[Collected data]
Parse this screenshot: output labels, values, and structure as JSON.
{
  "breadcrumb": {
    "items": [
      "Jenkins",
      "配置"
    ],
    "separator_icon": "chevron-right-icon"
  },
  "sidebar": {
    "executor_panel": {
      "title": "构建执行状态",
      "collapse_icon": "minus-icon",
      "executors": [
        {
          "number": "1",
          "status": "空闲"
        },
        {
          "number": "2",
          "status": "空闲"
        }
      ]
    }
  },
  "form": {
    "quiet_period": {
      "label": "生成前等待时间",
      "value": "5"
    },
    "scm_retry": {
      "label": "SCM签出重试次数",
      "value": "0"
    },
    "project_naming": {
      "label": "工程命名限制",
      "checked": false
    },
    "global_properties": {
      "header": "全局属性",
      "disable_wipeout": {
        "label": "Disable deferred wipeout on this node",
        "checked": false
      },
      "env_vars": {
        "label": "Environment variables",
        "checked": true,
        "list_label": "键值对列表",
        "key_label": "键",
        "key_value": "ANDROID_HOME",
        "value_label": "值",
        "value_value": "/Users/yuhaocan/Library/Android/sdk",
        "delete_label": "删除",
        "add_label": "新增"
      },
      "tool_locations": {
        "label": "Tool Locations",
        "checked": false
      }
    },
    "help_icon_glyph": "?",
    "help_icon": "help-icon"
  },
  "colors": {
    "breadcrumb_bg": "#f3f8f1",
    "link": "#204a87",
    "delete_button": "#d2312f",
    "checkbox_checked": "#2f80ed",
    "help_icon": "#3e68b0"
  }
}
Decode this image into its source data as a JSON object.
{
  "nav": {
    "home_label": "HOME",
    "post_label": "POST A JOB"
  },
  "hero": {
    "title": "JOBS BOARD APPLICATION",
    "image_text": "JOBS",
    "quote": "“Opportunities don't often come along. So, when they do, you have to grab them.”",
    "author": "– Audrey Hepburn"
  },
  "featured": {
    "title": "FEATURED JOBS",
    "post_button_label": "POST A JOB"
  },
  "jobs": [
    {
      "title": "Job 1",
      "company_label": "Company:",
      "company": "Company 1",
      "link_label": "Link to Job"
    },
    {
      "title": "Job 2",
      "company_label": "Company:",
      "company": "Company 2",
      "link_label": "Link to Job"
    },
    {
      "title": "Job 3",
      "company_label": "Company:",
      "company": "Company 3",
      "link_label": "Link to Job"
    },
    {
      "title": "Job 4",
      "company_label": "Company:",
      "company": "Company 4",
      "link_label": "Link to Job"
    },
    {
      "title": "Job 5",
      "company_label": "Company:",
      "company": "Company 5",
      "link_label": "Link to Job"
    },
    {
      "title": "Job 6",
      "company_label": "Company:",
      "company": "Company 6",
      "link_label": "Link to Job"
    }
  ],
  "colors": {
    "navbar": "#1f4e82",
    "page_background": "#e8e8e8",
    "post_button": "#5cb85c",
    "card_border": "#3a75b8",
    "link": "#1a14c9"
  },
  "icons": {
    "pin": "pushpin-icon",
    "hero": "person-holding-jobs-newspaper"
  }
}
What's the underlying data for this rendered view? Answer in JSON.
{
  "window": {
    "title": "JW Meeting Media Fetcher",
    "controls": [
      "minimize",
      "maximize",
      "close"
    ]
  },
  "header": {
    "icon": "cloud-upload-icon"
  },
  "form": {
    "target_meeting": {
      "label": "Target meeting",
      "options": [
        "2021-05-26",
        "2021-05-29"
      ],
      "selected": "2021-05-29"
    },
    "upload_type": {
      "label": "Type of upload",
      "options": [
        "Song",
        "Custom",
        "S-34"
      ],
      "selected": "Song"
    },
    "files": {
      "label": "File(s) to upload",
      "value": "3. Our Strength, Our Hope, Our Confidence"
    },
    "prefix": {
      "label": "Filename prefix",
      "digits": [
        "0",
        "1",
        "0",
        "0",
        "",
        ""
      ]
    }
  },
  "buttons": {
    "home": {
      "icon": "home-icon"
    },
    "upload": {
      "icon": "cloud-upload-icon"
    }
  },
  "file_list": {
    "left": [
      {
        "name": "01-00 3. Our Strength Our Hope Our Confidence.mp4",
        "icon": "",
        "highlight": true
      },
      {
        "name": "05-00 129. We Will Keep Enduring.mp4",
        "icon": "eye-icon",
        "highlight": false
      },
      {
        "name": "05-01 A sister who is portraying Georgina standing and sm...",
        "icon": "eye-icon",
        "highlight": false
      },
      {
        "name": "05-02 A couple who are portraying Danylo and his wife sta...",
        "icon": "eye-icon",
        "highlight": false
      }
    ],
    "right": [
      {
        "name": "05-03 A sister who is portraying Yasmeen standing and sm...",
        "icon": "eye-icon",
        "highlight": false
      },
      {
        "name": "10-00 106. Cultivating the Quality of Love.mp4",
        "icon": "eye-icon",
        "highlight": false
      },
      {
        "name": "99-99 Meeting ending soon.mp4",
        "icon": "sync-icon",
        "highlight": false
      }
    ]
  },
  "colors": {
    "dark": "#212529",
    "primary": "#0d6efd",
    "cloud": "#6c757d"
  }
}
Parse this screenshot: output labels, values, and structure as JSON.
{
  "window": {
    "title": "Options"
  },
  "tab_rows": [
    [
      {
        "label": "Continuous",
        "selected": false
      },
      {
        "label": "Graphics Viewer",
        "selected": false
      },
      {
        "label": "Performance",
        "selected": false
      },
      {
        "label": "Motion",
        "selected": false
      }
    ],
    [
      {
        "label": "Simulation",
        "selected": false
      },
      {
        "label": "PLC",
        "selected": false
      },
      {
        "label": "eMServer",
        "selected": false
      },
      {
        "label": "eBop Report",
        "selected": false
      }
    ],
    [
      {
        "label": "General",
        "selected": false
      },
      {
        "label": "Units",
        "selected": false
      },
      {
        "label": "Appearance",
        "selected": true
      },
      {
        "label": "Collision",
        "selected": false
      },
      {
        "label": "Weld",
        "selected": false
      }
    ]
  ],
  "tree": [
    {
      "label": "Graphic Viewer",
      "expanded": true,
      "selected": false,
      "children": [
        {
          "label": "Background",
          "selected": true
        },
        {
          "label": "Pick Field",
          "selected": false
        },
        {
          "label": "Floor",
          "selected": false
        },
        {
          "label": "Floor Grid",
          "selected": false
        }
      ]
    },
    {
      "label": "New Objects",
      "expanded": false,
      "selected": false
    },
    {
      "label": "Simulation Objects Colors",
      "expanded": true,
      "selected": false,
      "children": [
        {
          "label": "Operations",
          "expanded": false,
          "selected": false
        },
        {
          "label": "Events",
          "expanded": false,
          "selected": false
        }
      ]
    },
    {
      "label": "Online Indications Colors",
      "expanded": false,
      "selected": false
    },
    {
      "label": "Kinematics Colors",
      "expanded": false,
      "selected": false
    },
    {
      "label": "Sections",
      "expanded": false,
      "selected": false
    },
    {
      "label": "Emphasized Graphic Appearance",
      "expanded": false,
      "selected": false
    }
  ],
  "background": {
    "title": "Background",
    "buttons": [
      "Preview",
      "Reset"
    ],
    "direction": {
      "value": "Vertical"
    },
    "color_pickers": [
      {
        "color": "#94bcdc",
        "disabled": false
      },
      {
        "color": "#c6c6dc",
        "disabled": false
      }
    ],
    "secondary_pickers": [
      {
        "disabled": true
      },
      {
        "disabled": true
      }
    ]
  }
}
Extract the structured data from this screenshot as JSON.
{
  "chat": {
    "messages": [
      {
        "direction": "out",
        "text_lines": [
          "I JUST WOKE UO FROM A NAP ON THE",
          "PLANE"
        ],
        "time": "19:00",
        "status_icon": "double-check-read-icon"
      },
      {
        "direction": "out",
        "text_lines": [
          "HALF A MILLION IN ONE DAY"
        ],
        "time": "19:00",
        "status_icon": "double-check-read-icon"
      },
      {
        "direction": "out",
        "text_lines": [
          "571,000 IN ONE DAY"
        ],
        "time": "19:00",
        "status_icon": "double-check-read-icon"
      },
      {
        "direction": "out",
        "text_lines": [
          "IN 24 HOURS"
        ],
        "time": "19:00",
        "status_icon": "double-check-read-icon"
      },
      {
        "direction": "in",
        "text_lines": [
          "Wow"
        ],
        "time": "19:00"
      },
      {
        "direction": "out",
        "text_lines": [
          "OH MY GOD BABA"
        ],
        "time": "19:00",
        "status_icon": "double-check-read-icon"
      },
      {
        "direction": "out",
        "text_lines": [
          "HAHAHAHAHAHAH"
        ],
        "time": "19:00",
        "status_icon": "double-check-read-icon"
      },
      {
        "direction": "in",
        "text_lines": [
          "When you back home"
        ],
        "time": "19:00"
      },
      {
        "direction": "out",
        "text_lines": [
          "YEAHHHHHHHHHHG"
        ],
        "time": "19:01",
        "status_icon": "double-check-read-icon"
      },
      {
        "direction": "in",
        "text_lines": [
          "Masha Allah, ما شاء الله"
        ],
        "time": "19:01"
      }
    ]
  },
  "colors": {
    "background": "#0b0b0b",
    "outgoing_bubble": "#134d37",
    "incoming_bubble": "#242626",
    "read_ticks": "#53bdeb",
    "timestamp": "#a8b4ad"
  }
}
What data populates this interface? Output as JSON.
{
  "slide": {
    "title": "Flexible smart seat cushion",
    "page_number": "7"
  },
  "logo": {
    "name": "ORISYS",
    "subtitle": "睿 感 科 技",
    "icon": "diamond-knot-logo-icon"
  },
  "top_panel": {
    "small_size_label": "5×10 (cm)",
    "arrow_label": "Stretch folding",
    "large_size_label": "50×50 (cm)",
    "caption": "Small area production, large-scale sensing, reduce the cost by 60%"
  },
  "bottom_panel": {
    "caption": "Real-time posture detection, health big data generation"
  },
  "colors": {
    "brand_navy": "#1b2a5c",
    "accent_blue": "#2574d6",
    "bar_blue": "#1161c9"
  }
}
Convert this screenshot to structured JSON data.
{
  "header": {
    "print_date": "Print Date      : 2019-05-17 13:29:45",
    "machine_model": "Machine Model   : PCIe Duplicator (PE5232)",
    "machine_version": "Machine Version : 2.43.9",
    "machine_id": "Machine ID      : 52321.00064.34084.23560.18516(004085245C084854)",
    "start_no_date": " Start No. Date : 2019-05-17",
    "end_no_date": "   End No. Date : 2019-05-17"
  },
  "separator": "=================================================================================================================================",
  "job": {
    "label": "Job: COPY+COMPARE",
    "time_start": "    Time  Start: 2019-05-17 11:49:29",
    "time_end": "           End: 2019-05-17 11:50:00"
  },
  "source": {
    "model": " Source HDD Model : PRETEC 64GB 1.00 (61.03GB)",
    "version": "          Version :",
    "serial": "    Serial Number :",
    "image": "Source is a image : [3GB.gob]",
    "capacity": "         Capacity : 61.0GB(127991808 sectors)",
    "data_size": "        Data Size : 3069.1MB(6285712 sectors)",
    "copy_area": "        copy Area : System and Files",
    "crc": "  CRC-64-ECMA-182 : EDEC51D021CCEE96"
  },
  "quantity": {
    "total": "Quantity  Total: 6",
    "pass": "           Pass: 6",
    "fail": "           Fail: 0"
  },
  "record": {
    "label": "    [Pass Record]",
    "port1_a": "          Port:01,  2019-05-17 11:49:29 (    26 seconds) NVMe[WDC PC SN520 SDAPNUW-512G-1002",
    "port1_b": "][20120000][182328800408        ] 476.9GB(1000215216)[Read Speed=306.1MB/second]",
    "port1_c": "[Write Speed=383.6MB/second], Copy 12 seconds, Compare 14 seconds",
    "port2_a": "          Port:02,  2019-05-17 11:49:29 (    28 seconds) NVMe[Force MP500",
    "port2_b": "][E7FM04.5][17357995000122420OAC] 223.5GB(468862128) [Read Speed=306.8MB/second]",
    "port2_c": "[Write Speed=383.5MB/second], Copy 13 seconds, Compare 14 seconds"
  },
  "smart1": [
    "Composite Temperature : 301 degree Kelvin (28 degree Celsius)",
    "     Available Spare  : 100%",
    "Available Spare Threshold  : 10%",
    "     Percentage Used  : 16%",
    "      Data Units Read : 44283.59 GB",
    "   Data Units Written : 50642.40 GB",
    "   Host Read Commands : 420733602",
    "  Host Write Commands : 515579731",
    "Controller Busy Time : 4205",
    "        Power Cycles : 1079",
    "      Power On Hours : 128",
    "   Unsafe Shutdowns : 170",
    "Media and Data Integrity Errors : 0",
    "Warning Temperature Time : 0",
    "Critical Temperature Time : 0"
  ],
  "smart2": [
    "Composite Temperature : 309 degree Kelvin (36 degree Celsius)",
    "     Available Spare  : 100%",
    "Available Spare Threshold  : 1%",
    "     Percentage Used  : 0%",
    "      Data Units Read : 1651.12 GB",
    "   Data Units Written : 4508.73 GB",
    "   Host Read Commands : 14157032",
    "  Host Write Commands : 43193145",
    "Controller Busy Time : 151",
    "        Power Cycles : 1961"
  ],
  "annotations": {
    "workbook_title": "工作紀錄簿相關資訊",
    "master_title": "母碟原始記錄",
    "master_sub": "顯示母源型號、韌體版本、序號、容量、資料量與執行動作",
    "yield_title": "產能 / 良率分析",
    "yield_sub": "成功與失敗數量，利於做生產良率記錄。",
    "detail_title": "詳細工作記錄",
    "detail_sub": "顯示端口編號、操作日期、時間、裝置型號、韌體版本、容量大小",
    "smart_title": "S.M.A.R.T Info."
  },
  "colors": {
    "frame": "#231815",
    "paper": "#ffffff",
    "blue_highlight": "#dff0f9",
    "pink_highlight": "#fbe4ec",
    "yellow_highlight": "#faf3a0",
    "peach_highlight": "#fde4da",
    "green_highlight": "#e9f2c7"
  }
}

GOAL —
Scan the material above. Copy each line where "Available" occurs.

SOLUTION TO THE PROBLEM —
    "     Available Spare  : 100%",
    "Available Spare Threshold  : 10%",
    "     Available Spare  : 100%",
    "Available Spare Threshold  : 1%",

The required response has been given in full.